>>

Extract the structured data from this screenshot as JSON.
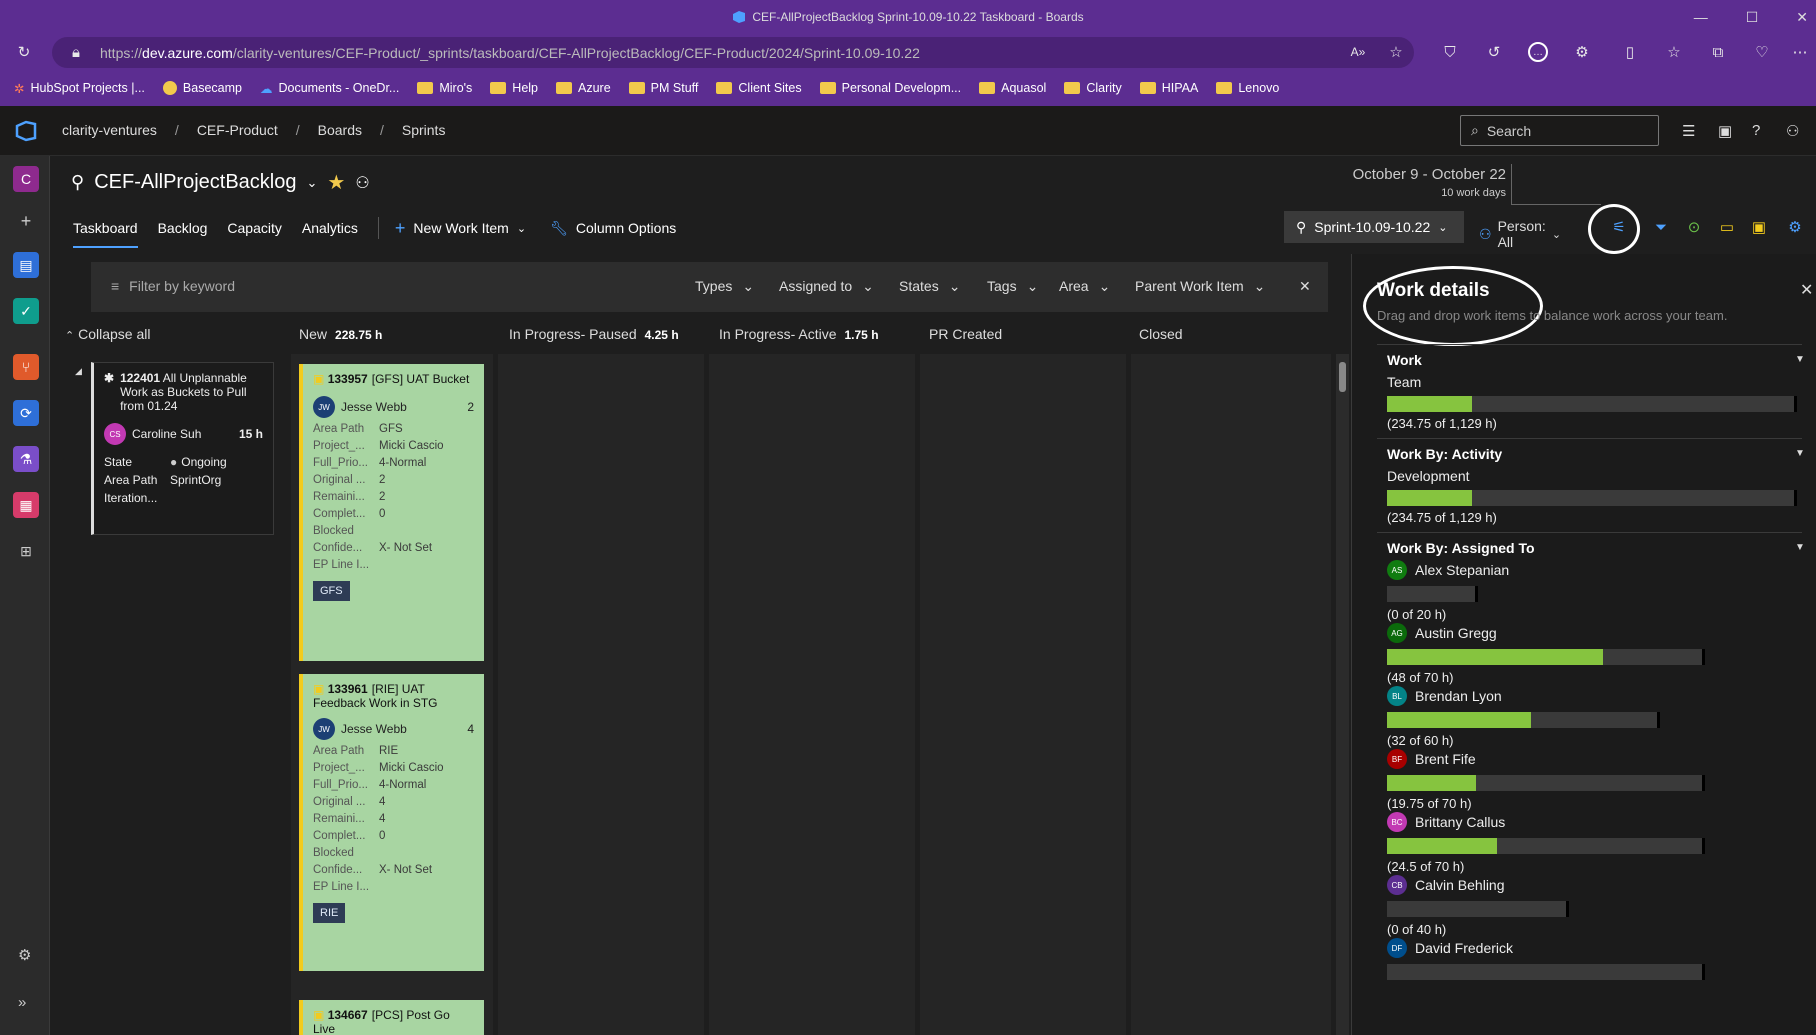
{
  "window": {
    "title": "CEF-AllProjectBacklog Sprint-10.09-10.22 Taskboard - Boards",
    "controls": [
      "—",
      "☐",
      "✕"
    ]
  },
  "address": {
    "prefix": "https://",
    "domain": "dev.azure.com",
    "path": "/clarity-ventures/CEF-Product/_sprints/taskboard/CEF-AllProjectBacklog/CEF-Product/2024/Sprint-10.09-10.22"
  },
  "bookmarks": [
    {
      "label": "HubSpot Projects |...",
      "icon": "hubspot-icon"
    },
    {
      "label": "Basecamp",
      "icon": "basecamp-icon"
    },
    {
      "label": "Documents - OneDr...",
      "icon": "onedrive-icon"
    },
    {
      "label": "Miro's",
      "icon": "folder-icon"
    },
    {
      "label": "Help",
      "icon": "folder-icon"
    },
    {
      "label": "Azure",
      "icon": "folder-icon"
    },
    {
      "label": "PM Stuff",
      "icon": "folder-icon"
    },
    {
      "label": "Client Sites",
      "icon": "folder-icon"
    },
    {
      "label": "Personal Developm...",
      "icon": "folder-icon"
    },
    {
      "label": "Aquasol",
      "icon": "folder-icon"
    },
    {
      "label": "Clarity",
      "icon": "folder-icon"
    },
    {
      "label": "HIPAA",
      "icon": "folder-icon"
    },
    {
      "label": "Lenovo",
      "icon": "folder-icon"
    }
  ],
  "breadcrumb": [
    "clarity-ventures",
    "CEF-Product",
    "Boards",
    "Sprints"
  ],
  "search": {
    "placeholder": "Search"
  },
  "rail": {
    "org_initial": "C"
  },
  "board": {
    "name": "CEF-AllProjectBacklog",
    "date_range": "October 9 - October 22",
    "work_days": "10 work days",
    "pivots": [
      "Taskboard",
      "Backlog",
      "Capacity",
      "Analytics"
    ],
    "new_work_item": "New Work Item",
    "column_options": "Column Options",
    "sprint": "Sprint-10.09-10.22",
    "person": "Person: All"
  },
  "filter": {
    "placeholder": "Filter by keyword",
    "dropdowns": [
      "Types",
      "Assigned to",
      "States",
      "Tags",
      "Area",
      "Parent Work Item"
    ]
  },
  "columns": [
    {
      "name": "New",
      "hours": "228.75 h"
    },
    {
      "name": "In Progress- Paused",
      "hours": "4.25 h"
    },
    {
      "name": "In Progress- Active",
      "hours": "1.75 h"
    },
    {
      "name": "PR Created",
      "hours": ""
    },
    {
      "name": "Closed",
      "hours": ""
    }
  ],
  "collapse_all": "Collapse all",
  "parent_card": {
    "id": "122401",
    "title": "All Unplannable Work as Buckets to Pull from 01.24",
    "assignee": "Caroline Suh",
    "assignee_initials": "CS",
    "hours": "15 h",
    "state_label": "State",
    "state": "Ongoing",
    "area_label": "Area Path",
    "area": "SprintOrg",
    "iteration_label": "Iteration..."
  },
  "cards": [
    {
      "id": "133957",
      "title": "[GFS] UAT Bucket",
      "assignee": "Jesse Webb",
      "initials": "JW",
      "count": "2",
      "fields": [
        {
          "k": "Area Path",
          "v": "GFS"
        },
        {
          "k": "Project_...",
          "v": "Micki Cascio"
        },
        {
          "k": "Full_Prio...",
          "v": "4-Normal"
        },
        {
          "k": "Original ...",
          "v": "2"
        },
        {
          "k": "Remaini...",
          "v": "2"
        },
        {
          "k": "Complet...",
          "v": "0"
        },
        {
          "k": "Blocked",
          "v": ""
        },
        {
          "k": "Confide...",
          "v": "X- Not Set"
        },
        {
          "k": "EP Line I...",
          "v": ""
        }
      ],
      "tag": "GFS"
    },
    {
      "id": "133961",
      "title": "[RIE] UAT Feedback Work in STG",
      "assignee": "Jesse Webb",
      "initials": "JW",
      "count": "4",
      "fields": [
        {
          "k": "Area Path",
          "v": "RIE"
        },
        {
          "k": "Project_...",
          "v": "Micki Cascio"
        },
        {
          "k": "Full_Prio...",
          "v": "4-Normal"
        },
        {
          "k": "Original ...",
          "v": "4"
        },
        {
          "k": "Remaini...",
          "v": "4"
        },
        {
          "k": "Complet...",
          "v": "0"
        },
        {
          "k": "Blocked",
          "v": ""
        },
        {
          "k": "Confide...",
          "v": "X- Not Set"
        },
        {
          "k": "EP Line I...",
          "v": ""
        }
      ],
      "tag": "RIE"
    },
    {
      "id": "134667",
      "title": "[PCS] Post Go Live"
    }
  ],
  "work_details": {
    "title": "Work details",
    "subtitle": "Drag and drop work items to balance work across your team.",
    "work": {
      "heading": "Work",
      "label": "Team",
      "value": "(234.75 of 1,129 h)",
      "fraction": 0.2079
    },
    "activity": {
      "heading": "Work By: Activity",
      "label": "Development",
      "value": "(234.75 of 1,129 h)",
      "fraction": 0.2079
    },
    "assigned": {
      "heading": "Work By: Assigned To",
      "people": [
        {
          "name": "Alex Stepanian",
          "initials": "AS",
          "color": "#107c10",
          "value": "(0 of 20 h)",
          "fraction": 0,
          "capacity": 20
        },
        {
          "name": "Austin Gregg",
          "initials": "AG",
          "color": "#0b6a0b",
          "value": "(48 of 70 h)",
          "fraction": 0.686,
          "capacity": 70
        },
        {
          "name": "Brendan Lyon",
          "initials": "BL",
          "color": "#038387",
          "value": "(32 of 60 h)",
          "fraction": 0.533,
          "capacity": 60
        },
        {
          "name": "Brent Fife",
          "initials": "BF",
          "color": "#a80000",
          "value": "(19.75 of 70 h)",
          "fraction": 0.282,
          "capacity": 70
        },
        {
          "name": "Brittany Callus",
          "initials": "BC",
          "color": "#c239b3",
          "value": "(24.5 of 70 h)",
          "fraction": 0.35,
          "capacity": 70
        },
        {
          "name": "Calvin Behling",
          "initials": "CB",
          "color": "#5c2e91",
          "value": "(0 of 40 h)",
          "fraction": 0,
          "capacity": 40
        },
        {
          "name": "David Frederick",
          "initials": "DF",
          "color": "#004e8c",
          "value": "",
          "fraction": 0,
          "capacity": 70
        }
      ]
    }
  },
  "colors": {
    "accent": "#4ea1ff",
    "bar_fill": "#86c43f",
    "card_bg": "#a8d5a2",
    "chrome": "#5c2d91"
  }
}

<<

### TASK GOAL
Skip the pictures and transcribe the rest of the records exactly.

### EXERCISE ANSWER
Extract the structured data from this screenshot as JSON.
{
  "window": {
    "title": "CEF-AllProjectBacklog Sprint-10.09-10.22 Taskboard - Boards",
    "controls": [
      "—",
      "☐",
      "✕"
    ]
  },
  "address": {
    "prefix": "https://",
    "domain": "dev.azure.com",
    "path": "/clarity-ventures/CEF-Product/_sprints/taskboard/CEF-AllProjectBacklog/CEF-Product/2024/Sprint-10.09-10.22"
  },
  "bookmarks": [
    {
      "label": "HubSpot Projects |...",
      "icon": "hubspot-icon"
    },
    {
      "label": "Basecamp",
      "icon": "basecamp-icon"
    },
    {
      "label": "Documents - OneDr...",
      "icon": "onedrive-icon"
    },
    {
      "label": "Miro's",
      "icon": "folder-icon"
    },
    {
      "label": "Help",
      "icon": "folder-icon"
    },
    {
      "label": "Azure",
      "icon": "folder-icon"
    },
    {
      "label": "PM Stuff",
      "icon": "folder-icon"
    },
    {
      "label": "Client Sites",
      "icon": "folder-icon"
    },
    {
      "label": "Personal Developm...",
      "icon": "folder-icon"
    },
    {
      "label": "Aquasol",
      "icon": "folder-icon"
    },
    {
      "label": "Clarity",
      "icon": "folder-icon"
    },
    {
      "label": "HIPAA",
      "icon": "folder-icon"
    },
    {
      "label": "Lenovo",
      "icon": "folder-icon"
    }
  ],
  "breadcrumb": [
    "clarity-ventures",
    "CEF-Product",
    "Boards",
    "Sprints"
  ],
  "search": {
    "placeholder": "Search"
  },
  "rail": {
    "org_initial": "C"
  },
  "board": {
    "name": "CEF-AllProjectBacklog",
    "date_range": "October 9 - October 22",
    "work_days": "10 work days",
    "pivots": [
      "Taskboard",
      "Backlog",
      "Capacity",
      "Analytics"
    ],
    "new_work_item": "New Work Item",
    "column_options": "Column Options",
    "sprint": "Sprint-10.09-10.22",
    "person": "Person: All"
  },
  "filter": {
    "placeholder": "Filter by keyword",
    "dropdowns": [
      "Types",
      "Assigned to",
      "States",
      "Tags",
      "Area",
      "Parent Work Item"
    ]
  },
  "columns": [
    {
      "name": "New",
      "hours": "228.75 h"
    },
    {
      "name": "In Progress- Paused",
      "hours": "4.25 h"
    },
    {
      "name": "In Progress- Active",
      "hours": "1.75 h"
    },
    {
      "name": "PR Created",
      "hours": ""
    },
    {
      "name": "Closed",
      "hours": ""
    }
  ],
  "collapse_all": "Collapse all",
  "parent_card": {
    "id": "122401",
    "title": "All Unplannable Work as Buckets to Pull from 01.24",
    "assignee": "Caroline Suh",
    "assignee_initials": "CS",
    "hours": "15 h",
    "state_label": "State",
    "state": "Ongoing",
    "area_label": "Area Path",
    "area": "SprintOrg",
    "iteration_label": "Iteration..."
  },
  "cards": [
    {
      "id": "133957",
      "title": "[GFS] UAT Bucket",
      "assignee": "Jesse Webb",
      "initials": "JW",
      "count": "2",
      "fields": [
        {
          "k": "Area Path",
          "v": "GFS"
        },
        {
          "k": "Project_...",
          "v": "Micki Cascio"
        },
        {
          "k": "Full_Prio...",
          "v": "4-Normal"
        },
        {
          "k": "Original ...",
          "v": "2"
        },
        {
          "k": "Remaini...",
          "v": "2"
        },
        {
          "k": "Complet...",
          "v": "0"
        },
        {
          "k": "Blocked",
          "v": ""
        },
        {
          "k": "Confide...",
          "v": "X- Not Set"
        },
        {
          "k": "EP Line I...",
          "v": ""
        }
      ],
      "tag": "GFS"
    },
    {
      "id": "133961",
      "title": "[RIE] UAT Feedback Work in STG",
      "assignee": "Jesse Webb",
      "initials": "JW",
      "count": "4",
      "fields": [
        {
          "k": "Area Path",
          "v": "RIE"
        },
        {
          "k": "Project_...",
          "v": "Micki Cascio"
        },
        {
          "k": "Full_Prio...",
          "v": "4-Normal"
        },
        {
          "k": "Original ...",
          "v": "4"
        },
        {
          "k": "Remaini...",
          "v": "4"
        },
        {
          "k": "Complet...",
          "v": "0"
        },
        {
          "k": "Blocked",
          "v": ""
        },
        {
          "k": "Confide...",
          "v": "X- Not Set"
        },
        {
          "k": "EP Line I...",
          "v": ""
        }
      ],
      "tag": "RIE"
    },
    {
      "id": "134667",
      "title": "[PCS] Post Go Live"
    }
  ],
  "work_details": {
    "title": "Work details",
    "subtitle": "Drag and drop work items to balance work across your team.",
    "work": {
      "heading": "Work",
      "label": "Team",
      "value": "(234.75 of 1,129 h)",
      "fraction": 0.2079
    },
    "activity": {
      "heading": "Work By: Activity",
      "label": "Development",
      "value": "(234.75 of 1,129 h)",
      "fraction": 0.2079
    },
    "assigned": {
      "heading": "Work By: Assigned To",
      "people": [
        {
          "name": "Alex Stepanian",
          "initials": "AS",
          "color": "#107c10",
          "value": "(0 of 20 h)",
          "fraction": 0,
          "capacity": 20
        },
        {
          "name": "Austin Gregg",
          "initials": "AG",
          "color": "#0b6a0b",
          "value": "(48 of 70 h)",
          "fraction": 0.686,
          "capacity": 70
        },
        {
          "name": "Brendan Lyon",
          "initials": "BL",
          "color": "#038387",
          "value": "(32 of 60 h)",
          "fraction": 0.533,
          "capacity": 60
        },
        {
          "name": "Brent Fife",
          "initials": "BF",
          "color": "#a80000",
          "value": "(19.75 of 70 h)",
          "fraction": 0.282,
          "capacity": 70
        },
        {
          "name": "Brittany Callus",
          "initials": "BC",
          "color": "#c239b3",
          "value": "(24.5 of 70 h)",
          "fraction": 0.35,
          "capacity": 70
        },
        {
          "name": "Calvin Behling",
          "initials": "CB",
          "color": "#5c2e91",
          "value": "(0 of 40 h)",
          "fraction": 0,
          "capacity": 40
        },
        {
          "name": "David Frederick",
          "initials": "DF",
          "color": "#004e8c",
          "value": "",
          "fraction": 0,
          "capacity": 70
        }
      ]
    }
  },
  "colors": {
    "accent": "#4ea1ff",
    "bar_fill": "#86c43f",
    "card_bg": "#a8d5a2",
    "chrome": "#5c2d91"
  }
}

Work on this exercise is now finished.